Dataset entries on figures
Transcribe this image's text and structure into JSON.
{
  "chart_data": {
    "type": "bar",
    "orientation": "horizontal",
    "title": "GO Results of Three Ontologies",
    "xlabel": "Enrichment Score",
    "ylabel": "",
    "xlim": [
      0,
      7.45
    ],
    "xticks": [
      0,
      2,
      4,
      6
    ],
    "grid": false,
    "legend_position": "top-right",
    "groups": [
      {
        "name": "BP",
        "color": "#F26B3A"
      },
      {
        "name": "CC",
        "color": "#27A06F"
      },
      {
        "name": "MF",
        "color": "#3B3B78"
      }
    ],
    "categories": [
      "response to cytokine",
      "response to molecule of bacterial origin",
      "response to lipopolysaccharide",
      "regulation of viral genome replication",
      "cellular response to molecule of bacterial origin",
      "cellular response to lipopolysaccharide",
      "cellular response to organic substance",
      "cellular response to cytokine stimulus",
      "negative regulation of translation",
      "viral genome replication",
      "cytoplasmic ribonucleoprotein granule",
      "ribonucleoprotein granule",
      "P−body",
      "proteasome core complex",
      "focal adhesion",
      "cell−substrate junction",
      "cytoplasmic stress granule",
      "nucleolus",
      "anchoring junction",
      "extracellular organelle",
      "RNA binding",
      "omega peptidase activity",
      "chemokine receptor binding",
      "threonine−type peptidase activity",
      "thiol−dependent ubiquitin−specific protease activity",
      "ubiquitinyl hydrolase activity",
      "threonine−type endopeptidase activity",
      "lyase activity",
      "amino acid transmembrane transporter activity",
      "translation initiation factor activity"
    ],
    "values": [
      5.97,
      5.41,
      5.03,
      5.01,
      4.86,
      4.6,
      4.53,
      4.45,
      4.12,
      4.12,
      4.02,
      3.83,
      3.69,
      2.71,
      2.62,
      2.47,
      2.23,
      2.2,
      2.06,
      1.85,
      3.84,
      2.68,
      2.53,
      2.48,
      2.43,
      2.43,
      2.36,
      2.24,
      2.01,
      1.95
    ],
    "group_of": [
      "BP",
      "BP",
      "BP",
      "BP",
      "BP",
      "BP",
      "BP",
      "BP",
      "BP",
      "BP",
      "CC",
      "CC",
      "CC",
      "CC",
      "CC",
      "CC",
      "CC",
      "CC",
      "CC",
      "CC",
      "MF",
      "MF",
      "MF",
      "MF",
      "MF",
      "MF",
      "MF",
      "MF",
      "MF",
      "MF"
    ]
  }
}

▶ WHAT THE TASK REQUIRES
Search the data for the string "lipopolysaccharide" and say how many lines include it, giving only the number.

▶ SOLUTION TO THE PROBLEM
2